SUPPLIED RECORDS >>
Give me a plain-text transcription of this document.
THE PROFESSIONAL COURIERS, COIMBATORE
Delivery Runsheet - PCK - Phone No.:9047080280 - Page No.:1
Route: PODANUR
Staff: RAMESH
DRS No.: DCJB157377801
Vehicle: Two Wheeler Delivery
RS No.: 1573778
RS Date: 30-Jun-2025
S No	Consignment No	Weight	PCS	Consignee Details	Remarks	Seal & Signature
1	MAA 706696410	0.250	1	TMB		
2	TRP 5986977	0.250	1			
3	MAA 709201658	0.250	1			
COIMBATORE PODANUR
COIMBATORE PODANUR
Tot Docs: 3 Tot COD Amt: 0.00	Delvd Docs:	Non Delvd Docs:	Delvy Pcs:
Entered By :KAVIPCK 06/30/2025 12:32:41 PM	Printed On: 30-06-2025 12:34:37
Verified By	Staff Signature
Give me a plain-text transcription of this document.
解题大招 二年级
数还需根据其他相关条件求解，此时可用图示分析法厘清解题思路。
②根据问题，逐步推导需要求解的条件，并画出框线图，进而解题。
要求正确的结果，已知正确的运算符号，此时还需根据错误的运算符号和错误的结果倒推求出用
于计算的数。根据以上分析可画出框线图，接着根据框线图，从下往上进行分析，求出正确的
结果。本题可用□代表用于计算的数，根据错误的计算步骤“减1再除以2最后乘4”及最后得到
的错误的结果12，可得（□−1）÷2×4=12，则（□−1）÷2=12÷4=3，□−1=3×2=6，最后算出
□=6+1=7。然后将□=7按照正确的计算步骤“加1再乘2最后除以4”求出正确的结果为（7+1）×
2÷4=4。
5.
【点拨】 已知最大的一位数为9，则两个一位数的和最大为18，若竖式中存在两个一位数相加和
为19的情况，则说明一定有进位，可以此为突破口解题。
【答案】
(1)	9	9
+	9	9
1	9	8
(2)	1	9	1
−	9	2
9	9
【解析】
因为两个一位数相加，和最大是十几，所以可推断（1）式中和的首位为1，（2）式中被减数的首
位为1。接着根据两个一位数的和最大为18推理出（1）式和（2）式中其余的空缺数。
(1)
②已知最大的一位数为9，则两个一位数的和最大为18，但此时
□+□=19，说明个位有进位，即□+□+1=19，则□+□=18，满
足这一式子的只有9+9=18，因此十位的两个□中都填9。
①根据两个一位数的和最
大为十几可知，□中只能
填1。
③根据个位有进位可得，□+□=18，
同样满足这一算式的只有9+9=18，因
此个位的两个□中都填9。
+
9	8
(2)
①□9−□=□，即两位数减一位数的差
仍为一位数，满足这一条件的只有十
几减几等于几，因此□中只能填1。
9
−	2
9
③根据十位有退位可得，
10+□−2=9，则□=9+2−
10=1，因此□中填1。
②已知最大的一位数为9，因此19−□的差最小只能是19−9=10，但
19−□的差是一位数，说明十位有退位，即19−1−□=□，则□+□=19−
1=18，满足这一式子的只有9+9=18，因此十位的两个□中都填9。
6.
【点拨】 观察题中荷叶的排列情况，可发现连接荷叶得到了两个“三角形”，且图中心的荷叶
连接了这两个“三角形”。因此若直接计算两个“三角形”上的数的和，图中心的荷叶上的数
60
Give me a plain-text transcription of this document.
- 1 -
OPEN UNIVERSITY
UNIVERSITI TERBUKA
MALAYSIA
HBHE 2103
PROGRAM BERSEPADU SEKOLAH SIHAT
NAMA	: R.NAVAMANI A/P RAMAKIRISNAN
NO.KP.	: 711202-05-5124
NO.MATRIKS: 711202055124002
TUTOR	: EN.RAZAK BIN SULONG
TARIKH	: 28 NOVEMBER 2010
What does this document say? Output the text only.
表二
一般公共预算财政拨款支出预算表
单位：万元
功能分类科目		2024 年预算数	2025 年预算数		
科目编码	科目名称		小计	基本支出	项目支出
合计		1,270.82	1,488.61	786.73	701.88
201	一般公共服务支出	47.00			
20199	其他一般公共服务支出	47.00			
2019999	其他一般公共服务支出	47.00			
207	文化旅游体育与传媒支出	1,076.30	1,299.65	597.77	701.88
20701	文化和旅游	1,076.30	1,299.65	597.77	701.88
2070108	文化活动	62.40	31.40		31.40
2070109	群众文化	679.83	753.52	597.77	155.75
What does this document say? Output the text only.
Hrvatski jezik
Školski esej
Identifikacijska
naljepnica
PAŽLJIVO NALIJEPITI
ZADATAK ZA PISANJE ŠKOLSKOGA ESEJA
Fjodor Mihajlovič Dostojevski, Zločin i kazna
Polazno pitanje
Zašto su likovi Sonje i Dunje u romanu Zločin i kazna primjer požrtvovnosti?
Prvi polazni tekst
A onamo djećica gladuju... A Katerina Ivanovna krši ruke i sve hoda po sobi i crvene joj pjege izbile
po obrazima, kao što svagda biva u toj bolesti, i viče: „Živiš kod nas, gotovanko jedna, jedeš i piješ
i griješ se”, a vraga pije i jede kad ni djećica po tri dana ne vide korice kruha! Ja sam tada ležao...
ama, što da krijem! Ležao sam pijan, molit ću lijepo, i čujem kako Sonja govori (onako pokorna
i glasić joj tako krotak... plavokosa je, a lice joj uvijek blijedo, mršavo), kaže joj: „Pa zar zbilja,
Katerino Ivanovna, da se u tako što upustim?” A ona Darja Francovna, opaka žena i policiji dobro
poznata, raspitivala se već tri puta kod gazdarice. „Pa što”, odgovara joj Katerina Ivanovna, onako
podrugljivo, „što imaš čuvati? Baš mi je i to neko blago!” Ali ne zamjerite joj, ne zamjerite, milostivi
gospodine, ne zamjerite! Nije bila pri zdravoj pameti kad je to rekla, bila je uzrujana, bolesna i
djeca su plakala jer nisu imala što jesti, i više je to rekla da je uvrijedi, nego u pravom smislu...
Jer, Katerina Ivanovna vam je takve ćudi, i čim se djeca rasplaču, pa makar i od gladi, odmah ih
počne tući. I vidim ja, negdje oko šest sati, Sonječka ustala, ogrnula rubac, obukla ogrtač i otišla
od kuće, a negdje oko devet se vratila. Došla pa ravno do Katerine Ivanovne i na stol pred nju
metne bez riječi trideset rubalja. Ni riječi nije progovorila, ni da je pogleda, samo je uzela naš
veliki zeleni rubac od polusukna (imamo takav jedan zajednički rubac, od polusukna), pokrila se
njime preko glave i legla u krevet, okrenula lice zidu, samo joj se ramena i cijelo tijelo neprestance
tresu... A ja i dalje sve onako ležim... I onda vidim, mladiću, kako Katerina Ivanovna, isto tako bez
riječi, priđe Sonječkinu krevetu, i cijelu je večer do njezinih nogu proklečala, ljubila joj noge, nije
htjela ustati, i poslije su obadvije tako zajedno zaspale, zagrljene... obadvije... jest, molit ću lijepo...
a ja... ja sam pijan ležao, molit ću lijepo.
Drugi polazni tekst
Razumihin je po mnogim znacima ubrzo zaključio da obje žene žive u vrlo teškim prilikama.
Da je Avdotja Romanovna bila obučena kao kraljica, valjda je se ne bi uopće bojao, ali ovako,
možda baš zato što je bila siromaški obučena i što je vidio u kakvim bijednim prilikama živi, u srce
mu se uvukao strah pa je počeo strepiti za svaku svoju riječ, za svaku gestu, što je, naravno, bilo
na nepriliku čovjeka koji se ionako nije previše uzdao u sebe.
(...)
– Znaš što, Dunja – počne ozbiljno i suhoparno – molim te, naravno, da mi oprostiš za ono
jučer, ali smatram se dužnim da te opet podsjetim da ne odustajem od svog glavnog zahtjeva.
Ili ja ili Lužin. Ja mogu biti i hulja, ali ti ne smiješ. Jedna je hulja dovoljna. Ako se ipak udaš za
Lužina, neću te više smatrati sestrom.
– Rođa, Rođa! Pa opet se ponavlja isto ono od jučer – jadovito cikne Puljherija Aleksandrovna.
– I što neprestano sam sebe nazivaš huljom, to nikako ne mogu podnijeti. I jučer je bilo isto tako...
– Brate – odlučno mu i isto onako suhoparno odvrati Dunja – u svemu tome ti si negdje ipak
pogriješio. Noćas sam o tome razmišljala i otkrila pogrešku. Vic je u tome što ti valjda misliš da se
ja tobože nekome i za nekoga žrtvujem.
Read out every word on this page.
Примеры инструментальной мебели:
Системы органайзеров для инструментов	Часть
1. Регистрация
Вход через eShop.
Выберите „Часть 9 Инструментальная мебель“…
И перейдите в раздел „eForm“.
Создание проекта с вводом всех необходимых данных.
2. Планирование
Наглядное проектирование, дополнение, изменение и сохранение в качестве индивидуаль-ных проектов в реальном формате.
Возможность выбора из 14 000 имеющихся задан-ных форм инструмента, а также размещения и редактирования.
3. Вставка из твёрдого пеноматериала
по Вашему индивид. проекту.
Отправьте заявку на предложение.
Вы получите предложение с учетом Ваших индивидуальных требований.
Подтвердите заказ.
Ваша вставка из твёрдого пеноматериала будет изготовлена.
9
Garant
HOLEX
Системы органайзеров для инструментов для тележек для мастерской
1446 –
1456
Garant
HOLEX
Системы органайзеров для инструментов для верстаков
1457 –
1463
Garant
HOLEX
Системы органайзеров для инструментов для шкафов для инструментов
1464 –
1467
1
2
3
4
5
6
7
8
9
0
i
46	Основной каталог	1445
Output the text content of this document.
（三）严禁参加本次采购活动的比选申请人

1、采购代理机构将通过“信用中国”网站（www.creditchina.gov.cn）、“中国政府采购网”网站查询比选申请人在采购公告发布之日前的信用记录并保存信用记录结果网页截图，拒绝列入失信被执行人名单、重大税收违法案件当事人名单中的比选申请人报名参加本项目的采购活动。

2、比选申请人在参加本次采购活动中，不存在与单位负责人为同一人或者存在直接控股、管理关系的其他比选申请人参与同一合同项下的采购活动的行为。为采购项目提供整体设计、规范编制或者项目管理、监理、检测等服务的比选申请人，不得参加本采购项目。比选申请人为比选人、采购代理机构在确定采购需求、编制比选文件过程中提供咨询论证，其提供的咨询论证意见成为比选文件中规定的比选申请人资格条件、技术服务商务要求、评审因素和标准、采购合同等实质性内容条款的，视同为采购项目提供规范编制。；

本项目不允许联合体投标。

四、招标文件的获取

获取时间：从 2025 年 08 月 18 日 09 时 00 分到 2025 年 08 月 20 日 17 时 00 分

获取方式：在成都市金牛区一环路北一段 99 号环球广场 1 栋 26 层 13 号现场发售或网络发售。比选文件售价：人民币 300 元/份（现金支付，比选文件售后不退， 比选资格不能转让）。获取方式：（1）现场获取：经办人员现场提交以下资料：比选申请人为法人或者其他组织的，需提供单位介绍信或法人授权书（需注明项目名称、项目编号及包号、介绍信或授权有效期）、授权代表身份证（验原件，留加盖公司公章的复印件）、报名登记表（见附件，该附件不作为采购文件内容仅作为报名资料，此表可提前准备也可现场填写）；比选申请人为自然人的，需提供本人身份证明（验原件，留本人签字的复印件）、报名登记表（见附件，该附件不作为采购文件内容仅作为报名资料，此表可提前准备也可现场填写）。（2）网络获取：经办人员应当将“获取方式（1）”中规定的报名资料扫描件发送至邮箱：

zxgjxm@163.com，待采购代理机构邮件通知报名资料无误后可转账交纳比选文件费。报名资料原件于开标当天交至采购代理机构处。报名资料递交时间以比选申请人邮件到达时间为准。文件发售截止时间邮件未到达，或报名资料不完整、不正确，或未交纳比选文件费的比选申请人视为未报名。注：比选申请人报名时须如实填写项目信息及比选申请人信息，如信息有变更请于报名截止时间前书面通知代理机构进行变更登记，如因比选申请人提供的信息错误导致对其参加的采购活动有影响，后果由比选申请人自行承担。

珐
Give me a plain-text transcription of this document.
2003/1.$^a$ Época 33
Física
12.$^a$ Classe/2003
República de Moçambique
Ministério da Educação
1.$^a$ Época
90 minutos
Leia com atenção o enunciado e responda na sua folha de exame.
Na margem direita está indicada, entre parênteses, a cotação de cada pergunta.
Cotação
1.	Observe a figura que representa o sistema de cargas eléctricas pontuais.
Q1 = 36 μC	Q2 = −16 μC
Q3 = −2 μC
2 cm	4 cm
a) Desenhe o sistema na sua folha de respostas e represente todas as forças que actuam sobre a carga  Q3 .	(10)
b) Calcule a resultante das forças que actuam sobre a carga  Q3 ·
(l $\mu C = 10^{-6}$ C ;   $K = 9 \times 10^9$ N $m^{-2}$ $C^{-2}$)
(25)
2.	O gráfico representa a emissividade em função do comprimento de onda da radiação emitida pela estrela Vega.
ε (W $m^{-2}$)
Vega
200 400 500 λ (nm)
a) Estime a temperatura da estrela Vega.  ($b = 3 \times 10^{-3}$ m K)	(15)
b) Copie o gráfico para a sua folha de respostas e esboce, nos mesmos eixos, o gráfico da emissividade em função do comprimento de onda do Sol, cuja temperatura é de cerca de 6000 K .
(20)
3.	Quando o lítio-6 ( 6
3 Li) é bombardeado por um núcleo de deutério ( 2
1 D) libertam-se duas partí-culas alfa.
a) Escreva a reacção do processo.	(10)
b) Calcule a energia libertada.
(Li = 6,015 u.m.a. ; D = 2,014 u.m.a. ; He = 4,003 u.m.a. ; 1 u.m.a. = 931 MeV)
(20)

EXERCISE PROMPT >> Return the lines of the records that include the string "пеноматериала".

THE RESULT >>
3. Вставка из твёрдого пеноматериала
Ваша вставка из твёрдого пеноматериала будет изготовлена.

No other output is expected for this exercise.